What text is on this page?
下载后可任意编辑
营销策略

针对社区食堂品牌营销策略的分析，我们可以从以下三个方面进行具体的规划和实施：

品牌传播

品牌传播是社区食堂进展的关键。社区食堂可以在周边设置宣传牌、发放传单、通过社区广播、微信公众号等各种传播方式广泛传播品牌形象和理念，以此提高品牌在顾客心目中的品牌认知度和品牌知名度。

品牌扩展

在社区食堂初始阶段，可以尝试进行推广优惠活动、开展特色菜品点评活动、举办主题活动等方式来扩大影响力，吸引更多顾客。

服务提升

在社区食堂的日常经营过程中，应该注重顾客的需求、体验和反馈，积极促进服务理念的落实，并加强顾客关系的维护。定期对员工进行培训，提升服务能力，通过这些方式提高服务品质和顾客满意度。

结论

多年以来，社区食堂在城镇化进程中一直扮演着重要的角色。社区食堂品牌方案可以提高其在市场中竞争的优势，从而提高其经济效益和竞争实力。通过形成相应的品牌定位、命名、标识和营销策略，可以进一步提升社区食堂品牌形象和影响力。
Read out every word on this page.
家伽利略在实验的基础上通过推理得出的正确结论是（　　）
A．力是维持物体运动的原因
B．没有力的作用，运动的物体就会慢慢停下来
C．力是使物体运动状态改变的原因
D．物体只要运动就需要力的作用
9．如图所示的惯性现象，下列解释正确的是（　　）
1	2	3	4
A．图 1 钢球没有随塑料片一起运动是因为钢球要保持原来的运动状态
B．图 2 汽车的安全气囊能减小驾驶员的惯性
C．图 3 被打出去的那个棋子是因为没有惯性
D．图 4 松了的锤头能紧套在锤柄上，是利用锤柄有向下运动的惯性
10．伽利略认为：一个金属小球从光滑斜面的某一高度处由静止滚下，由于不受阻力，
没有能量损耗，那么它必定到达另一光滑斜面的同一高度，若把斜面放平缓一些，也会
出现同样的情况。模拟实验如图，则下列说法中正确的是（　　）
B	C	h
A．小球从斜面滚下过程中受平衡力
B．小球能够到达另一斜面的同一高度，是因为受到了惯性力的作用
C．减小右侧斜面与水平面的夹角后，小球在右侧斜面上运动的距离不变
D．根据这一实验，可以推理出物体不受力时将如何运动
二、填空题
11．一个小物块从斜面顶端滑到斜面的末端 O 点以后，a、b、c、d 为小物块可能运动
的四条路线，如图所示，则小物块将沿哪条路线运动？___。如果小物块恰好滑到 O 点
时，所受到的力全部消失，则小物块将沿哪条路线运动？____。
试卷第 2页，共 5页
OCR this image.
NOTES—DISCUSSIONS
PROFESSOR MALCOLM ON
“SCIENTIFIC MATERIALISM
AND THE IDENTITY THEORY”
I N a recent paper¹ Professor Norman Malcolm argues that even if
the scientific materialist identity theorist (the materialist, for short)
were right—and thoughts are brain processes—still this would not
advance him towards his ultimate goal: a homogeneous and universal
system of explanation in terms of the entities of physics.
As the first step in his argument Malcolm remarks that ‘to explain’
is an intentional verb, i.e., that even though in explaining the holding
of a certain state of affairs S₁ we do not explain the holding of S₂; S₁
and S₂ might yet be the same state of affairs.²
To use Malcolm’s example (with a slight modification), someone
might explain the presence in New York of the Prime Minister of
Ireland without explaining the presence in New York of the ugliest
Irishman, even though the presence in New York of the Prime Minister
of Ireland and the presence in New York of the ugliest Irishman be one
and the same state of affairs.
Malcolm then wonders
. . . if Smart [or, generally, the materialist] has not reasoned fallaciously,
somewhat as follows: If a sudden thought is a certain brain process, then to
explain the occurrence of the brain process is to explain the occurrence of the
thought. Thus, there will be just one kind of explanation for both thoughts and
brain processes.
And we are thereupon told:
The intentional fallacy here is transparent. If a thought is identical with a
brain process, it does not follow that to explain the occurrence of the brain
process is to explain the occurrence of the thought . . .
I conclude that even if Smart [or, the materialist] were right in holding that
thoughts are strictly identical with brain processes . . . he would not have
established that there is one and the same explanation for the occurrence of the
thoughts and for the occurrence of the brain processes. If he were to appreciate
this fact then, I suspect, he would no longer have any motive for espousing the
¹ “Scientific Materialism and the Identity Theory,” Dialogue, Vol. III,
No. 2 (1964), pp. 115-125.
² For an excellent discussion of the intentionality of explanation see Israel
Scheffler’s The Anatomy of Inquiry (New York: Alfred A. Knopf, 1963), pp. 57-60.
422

-*-*-

# Problem requirements
Your task is to print the whole listing again exactly.

# Solved problem
What text is on this page?
下载后可任意编辑
营销策略

针对社区食堂品牌营销策略的分析，我们可以从以下三个方面进行具体的规划和实施：

品牌传播

品牌传播是社区食堂进展的关键。社区食堂可以在周边设置宣传牌、发放传单、通过社区广播、微信公众号等各种传播方式广泛传播品牌形象和理念，以此提高品牌在顾客心目中的品牌认知度和品牌知名度。

品牌扩展

在社区食堂初始阶段，可以尝试进行推广优惠活动、开展特色菜品点评活动、举办主题活动等方式来扩大影响力，吸引更多顾客。

服务提升

在社区食堂的日常经营过程中，应该注重顾客的需求、体验和反馈，积极促进服务理念的落实，并加强顾客关系的维护。定期对员工进行培训，提升服务能力，通过这些方式提高服务品质和顾客满意度。

结论

多年以来，社区食堂在城镇化进程中一直扮演着重要的角色。社区食堂品牌方案可以提高其在市场中竞争的优势，从而提高其经济效益和竞争实力。通过形成相应的品牌定位、命名、标识和营销策略，可以进一步提升社区食堂品牌形象和影响力。
Read out every word on this page.
家伽利略在实验的基础上通过推理得出的正确结论是（　　）
A．力是维持物体运动的原因
B．没有力的作用，运动的物体就会慢慢停下来
C．力是使物体运动状态改变的原因
D．物体只要运动就需要力的作用
9．如图所示的惯性现象，下列解释正确的是（　　）
1	2	3	4
A．图 1 钢球没有随塑料片一起运动是因为钢球要保持原来的运动状态
B．图 2 汽车的安全气囊能减小驾驶员的惯性
C．图 3 被打出去的那个棋子是因为没有惯性
D．图 4 松了的锤头能紧套在锤柄上，是利用锤柄有向下运动的惯性
10．伽利略认为：一个金属小球从光滑斜面的某一高度处由静止滚下，由于不受阻力，
没有能量损耗，那么它必定到达另一光滑斜面的同一高度，若把斜面放平缓一些，也会
出现同样的情况。模拟实验如图，则下列说法中正确的是（　　）
B	C	h
A．小球从斜面滚下过程中受平衡力
B．小球能够到达另一斜面的同一高度，是因为受到了惯性力的作用
C．减小右侧斜面与水平面的夹角后，小球在右侧斜面上运动的距离不变
D．根据这一实验，可以推理出物体不受力时将如何运动
二、填空题
11．一个小物块从斜面顶端滑到斜面的末端 O 点以后，a、b、c、d 为小物块可能运动
的四条路线，如图所示，则小物块将沿哪条路线运动？___。如果小物块恰好滑到 O 点
时，所受到的力全部消失，则小物块将沿哪条路线运动？____。
试卷第 2页，共 5页
OCR this image.
NOTES—DISCUSSIONS
PROFESSOR MALCOLM ON
“SCIENTIFIC MATERIALISM
AND THE IDENTITY THEORY”
I N a recent paper¹ Professor Norman Malcolm argues that even if
the scientific materialist identity theorist (the materialist, for short)
were right—and thoughts are brain processes—still this would not
advance him towards his ultimate goal: a homogeneous and universal
system of explanation in terms of the entities of physics.
As the first step in his argument Malcolm remarks that ‘to explain’
is an intentional verb, i.e., that even though in explaining the holding
of a certain state of affairs S₁ we do not explain the holding of S₂; S₁
and S₂ might yet be the same state of affairs.²
To use Malcolm’s example (with a slight modification), someone
might explain the presence in New York of the Prime Minister of
Ireland without explaining the presence in New York of the ugliest
Irishman, even though the presence in New York of the Prime Minister
of Ireland and the presence in New York of the ugliest Irishman be one
and the same state of affairs.
Malcolm then wonders
. . . if Smart [or, generally, the materialist] has not reasoned fallaciously,
somewhat as follows: If a sudden thought is a certain brain process, then to
explain the occurrence of the brain process is to explain the occurrence of the
thought. Thus, there will be just one kind of explanation for both thoughts and
brain processes.
And we are thereupon told:
The intentional fallacy here is transparent. If a thought is identical with a
brain process, it does not follow that to explain the occurrence of the brain
process is to explain the occurrence of the thought . . .
I conclude that even if Smart [or, the materialist] were right in holding that
thoughts are strictly identical with brain processes . . . he would not have
established that there is one and the same explanation for the occurrence of the
thoughts and for the occurrence of the brain processes. If he were to appreciate
this fact then, I suspect, he would no longer have any motive for espousing the
¹ “Scientific Materialism and the Identity Theory,” Dialogue, Vol. III,
No. 2 (1964), pp. 115-125.
² For an excellent discussion of the intentionality of explanation see Israel
Scheffler’s The Anatomy of Inquiry (New York: Alfred A. Knopf, 1963), pp. 57-60.
422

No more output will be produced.